**Instructions to follow:** Take each line that has the word "icon" and return it.

-*-

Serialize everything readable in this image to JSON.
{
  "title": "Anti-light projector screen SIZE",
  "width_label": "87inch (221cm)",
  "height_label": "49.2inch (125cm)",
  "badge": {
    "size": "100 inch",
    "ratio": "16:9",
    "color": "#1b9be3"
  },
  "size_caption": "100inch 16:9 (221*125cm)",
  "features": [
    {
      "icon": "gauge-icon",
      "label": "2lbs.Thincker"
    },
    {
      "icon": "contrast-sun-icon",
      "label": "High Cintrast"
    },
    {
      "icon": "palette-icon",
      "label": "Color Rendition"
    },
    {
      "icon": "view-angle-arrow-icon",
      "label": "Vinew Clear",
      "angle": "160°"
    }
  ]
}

-*-

**Written solution:**
      "icon": "gauge-icon",
      "icon": "contrast-sun-icon",
      "icon": "palette-icon",
      "icon": "view-angle-arrow-icon",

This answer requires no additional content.